[Layout element annotations]

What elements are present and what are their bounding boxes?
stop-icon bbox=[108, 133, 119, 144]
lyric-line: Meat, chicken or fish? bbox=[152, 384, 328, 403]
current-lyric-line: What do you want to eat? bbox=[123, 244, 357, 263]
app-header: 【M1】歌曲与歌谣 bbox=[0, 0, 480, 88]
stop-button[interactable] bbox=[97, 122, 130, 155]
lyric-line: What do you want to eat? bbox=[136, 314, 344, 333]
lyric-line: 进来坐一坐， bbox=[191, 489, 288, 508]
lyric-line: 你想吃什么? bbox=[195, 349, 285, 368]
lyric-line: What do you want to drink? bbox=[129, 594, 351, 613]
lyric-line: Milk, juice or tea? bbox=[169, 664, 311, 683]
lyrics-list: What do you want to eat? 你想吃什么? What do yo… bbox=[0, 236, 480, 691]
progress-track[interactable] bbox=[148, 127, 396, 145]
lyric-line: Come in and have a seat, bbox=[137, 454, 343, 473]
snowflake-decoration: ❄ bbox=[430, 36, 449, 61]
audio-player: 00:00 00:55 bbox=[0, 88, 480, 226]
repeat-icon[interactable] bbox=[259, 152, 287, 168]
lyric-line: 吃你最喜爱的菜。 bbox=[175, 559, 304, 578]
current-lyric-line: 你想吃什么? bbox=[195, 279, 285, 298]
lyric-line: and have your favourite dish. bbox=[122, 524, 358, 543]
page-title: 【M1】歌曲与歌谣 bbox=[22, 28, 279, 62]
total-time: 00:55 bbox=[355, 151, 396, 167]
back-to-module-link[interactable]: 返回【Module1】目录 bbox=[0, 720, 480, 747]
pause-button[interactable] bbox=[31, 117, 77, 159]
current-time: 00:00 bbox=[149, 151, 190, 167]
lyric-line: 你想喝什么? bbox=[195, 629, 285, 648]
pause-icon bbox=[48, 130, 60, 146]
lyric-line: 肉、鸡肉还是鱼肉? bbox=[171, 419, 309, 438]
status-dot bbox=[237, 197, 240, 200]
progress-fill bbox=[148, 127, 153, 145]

Work to be completed: Copy every line of the records above word for word, keeping the original order.

Reply to the task:
What elements are present and what are their bounding boxes?
stop-icon bbox=[108, 133, 119, 144]
lyric-line: Meat, chicken or fish? bbox=[152, 384, 328, 403]
current-lyric-line: What do you want to eat? bbox=[123, 244, 357, 263]
app-header: 【M1】歌曲与歌谣 bbox=[0, 0, 480, 88]
stop-button[interactable] bbox=[97, 122, 130, 155]
lyric-line: What do you want to eat? bbox=[136, 314, 344, 333]
lyric-line: 进来坐一坐， bbox=[191, 489, 288, 508]
lyric-line: 你想吃什么? bbox=[195, 349, 285, 368]
lyric-line: What do you want to drink? bbox=[129, 594, 351, 613]
lyric-line: Milk, juice or tea? bbox=[169, 664, 311, 683]
lyrics-list: What do you want to eat? 你想吃什么? What do yo… bbox=[0, 236, 480, 691]
progress-track[interactable] bbox=[148, 127, 396, 145]
lyric-line: Come in and have a seat, bbox=[137, 454, 343, 473]
snowflake-decoration: ❄ bbox=[430, 36, 449, 61]
audio-player: 00:00 00:55 bbox=[0, 88, 480, 226]
repeat-icon[interactable] bbox=[259, 152, 287, 168]
lyric-line: 吃你最喜爱的菜。 bbox=[175, 559, 304, 578]
current-lyric-line: 你想吃什么? bbox=[195, 279, 285, 298]
lyric-line: and have your favourite dish. bbox=[122, 524, 358, 543]
page-title: 【M1】歌曲与歌谣 bbox=[22, 28, 279, 62]
total-time: 00:55 bbox=[355, 151, 396, 167]
back-to-module-link[interactable]: 返回【Module1】目录 bbox=[0, 720, 480, 747]
pause-button[interactable] bbox=[31, 117, 77, 159]
current-time: 00:00 bbox=[149, 151, 190, 167]
lyric-line: 你想喝什么? bbox=[195, 629, 285, 648]
pause-icon bbox=[48, 130, 60, 146]
lyric-line: 肉、鸡肉还是鱼肉? bbox=[171, 419, 309, 438]
status-dot bbox=[237, 197, 240, 200]
progress-fill bbox=[148, 127, 153, 145]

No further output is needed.